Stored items
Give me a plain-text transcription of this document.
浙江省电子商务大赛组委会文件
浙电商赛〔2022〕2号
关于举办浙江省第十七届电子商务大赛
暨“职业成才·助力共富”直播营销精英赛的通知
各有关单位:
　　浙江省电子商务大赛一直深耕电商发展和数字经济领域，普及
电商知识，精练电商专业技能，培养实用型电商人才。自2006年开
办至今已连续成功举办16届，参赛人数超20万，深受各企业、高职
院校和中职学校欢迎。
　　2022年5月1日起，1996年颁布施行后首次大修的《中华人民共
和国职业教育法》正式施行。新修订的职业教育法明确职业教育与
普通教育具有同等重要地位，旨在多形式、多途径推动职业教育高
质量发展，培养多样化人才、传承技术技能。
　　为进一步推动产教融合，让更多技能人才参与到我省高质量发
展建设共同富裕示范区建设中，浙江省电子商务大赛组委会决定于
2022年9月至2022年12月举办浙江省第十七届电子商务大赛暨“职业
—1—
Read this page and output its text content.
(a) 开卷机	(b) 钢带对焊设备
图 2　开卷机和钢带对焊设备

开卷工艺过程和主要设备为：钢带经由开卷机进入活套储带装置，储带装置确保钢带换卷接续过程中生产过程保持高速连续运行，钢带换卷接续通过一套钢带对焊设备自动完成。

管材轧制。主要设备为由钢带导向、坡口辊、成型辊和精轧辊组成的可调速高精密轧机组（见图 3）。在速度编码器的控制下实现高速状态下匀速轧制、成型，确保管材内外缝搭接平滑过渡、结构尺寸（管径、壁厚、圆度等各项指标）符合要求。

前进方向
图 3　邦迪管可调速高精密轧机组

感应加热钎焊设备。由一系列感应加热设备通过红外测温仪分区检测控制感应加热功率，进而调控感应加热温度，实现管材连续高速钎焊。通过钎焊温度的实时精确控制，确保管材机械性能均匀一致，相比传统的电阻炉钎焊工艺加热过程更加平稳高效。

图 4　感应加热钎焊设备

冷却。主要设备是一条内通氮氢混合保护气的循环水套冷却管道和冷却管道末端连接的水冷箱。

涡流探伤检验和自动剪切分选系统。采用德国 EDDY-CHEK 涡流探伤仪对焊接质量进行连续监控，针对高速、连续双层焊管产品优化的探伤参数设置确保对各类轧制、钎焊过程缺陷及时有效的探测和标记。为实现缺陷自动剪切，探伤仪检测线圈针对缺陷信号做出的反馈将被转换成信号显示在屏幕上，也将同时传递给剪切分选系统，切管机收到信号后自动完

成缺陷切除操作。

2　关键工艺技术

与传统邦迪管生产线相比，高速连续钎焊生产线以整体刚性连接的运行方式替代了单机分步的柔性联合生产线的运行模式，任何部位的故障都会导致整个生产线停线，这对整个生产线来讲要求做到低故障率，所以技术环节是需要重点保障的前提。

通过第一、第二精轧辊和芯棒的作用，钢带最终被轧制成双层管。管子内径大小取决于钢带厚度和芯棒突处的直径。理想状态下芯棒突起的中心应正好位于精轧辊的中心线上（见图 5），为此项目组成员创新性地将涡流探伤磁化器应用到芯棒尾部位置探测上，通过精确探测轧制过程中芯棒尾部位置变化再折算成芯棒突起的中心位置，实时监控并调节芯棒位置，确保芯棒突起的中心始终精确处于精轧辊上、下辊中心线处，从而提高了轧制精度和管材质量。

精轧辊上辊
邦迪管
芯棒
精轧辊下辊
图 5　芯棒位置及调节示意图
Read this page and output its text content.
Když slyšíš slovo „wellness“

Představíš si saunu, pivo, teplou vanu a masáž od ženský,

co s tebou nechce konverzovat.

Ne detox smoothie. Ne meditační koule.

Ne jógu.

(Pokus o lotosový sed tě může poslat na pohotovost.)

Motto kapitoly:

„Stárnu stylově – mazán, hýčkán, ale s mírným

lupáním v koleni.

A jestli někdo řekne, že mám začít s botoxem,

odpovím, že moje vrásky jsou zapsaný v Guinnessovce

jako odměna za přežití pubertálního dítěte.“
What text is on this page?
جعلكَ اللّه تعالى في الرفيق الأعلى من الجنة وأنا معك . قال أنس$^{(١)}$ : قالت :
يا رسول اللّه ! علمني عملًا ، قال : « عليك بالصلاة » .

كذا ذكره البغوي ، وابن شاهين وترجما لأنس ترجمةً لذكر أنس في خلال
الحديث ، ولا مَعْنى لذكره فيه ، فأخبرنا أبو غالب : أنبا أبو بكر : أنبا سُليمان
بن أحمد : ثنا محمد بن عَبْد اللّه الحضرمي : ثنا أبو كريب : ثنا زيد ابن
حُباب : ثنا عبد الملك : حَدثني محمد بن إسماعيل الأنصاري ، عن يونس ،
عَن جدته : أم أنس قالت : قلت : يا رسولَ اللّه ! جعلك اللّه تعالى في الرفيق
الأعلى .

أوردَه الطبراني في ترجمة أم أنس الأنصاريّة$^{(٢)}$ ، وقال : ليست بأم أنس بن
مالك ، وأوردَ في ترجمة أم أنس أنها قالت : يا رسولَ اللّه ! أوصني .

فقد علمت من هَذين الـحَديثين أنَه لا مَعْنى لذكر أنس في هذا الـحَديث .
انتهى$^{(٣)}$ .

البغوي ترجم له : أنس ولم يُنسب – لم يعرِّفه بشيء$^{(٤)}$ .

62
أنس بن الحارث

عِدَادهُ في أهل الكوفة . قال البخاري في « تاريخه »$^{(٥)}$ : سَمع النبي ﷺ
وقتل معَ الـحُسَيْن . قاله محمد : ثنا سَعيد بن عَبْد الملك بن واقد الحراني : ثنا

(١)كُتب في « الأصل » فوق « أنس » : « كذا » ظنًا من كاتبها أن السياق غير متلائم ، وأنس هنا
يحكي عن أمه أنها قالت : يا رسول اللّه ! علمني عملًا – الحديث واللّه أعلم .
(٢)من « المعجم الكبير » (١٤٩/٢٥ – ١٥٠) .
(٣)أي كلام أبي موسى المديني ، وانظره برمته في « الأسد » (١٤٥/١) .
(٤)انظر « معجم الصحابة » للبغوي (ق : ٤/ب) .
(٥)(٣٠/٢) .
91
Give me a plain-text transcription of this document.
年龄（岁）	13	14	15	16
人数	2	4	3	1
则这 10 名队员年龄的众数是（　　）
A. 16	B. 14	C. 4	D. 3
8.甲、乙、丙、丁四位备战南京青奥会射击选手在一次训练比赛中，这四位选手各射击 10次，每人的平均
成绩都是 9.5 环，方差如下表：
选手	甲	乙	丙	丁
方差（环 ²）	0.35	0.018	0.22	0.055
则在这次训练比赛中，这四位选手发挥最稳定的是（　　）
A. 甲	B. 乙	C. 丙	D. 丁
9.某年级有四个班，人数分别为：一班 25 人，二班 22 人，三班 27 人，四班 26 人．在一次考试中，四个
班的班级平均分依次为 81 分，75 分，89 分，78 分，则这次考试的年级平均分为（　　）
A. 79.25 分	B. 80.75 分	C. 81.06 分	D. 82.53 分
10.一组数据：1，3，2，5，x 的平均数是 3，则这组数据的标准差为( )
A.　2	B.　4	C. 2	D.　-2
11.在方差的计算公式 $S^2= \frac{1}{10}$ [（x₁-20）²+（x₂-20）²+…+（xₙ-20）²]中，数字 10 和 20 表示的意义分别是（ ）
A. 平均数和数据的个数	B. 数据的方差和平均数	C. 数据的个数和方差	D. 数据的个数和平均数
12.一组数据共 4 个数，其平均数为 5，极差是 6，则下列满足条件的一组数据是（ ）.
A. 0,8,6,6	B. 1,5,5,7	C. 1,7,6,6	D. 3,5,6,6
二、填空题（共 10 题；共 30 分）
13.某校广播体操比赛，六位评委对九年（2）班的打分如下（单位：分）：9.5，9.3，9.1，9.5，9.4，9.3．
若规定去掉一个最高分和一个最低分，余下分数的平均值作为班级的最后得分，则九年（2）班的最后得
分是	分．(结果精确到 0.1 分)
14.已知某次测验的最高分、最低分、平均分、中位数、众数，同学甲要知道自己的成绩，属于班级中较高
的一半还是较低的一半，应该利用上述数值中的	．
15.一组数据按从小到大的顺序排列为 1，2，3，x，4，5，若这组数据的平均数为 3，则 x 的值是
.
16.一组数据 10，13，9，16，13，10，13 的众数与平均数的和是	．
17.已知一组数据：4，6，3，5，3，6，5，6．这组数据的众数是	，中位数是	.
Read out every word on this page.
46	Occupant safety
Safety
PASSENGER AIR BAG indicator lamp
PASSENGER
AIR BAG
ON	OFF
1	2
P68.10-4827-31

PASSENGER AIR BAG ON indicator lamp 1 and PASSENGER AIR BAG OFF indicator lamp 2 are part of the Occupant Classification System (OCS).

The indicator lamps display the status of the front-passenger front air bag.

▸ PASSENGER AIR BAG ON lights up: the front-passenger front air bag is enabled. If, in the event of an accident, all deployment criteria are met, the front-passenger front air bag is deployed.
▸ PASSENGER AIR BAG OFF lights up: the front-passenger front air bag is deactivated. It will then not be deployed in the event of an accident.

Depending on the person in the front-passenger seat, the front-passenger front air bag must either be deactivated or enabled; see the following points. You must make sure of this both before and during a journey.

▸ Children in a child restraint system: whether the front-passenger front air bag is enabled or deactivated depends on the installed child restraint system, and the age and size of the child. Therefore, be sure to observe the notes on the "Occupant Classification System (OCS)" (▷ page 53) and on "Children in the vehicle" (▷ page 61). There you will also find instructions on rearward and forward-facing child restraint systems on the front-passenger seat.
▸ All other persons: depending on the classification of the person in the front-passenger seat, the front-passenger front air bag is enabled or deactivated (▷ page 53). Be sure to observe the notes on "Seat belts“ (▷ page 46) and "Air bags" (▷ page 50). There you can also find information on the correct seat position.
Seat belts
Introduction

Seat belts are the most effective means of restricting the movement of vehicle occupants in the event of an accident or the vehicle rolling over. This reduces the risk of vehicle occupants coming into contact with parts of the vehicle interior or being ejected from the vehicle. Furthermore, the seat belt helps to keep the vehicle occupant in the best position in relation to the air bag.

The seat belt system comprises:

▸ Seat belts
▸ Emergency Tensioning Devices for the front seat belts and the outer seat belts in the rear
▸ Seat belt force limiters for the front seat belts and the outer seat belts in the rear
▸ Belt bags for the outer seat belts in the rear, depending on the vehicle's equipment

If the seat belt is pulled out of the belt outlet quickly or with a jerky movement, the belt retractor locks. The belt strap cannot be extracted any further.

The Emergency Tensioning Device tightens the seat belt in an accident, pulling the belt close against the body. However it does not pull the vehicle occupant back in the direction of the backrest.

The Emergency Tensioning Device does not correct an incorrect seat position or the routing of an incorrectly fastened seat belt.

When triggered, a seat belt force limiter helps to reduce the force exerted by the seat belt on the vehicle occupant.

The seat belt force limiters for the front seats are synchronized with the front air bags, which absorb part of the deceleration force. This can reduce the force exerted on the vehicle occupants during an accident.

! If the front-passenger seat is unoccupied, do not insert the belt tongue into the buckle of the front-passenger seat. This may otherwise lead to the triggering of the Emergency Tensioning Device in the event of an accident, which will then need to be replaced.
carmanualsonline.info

Given exercise
Show, from the listing above, each line that contains the word "الأنصاري".

Completed task
حُباب : ثنا عبد الملك : حَدثني محمد بن إسماعيل الأنصاري ، عن يونس ،
أوردَه الطبراني في ترجمة أم أنس الأنصاريّة$^{(٢)}$ ، وقال : ليست بأم أنس بن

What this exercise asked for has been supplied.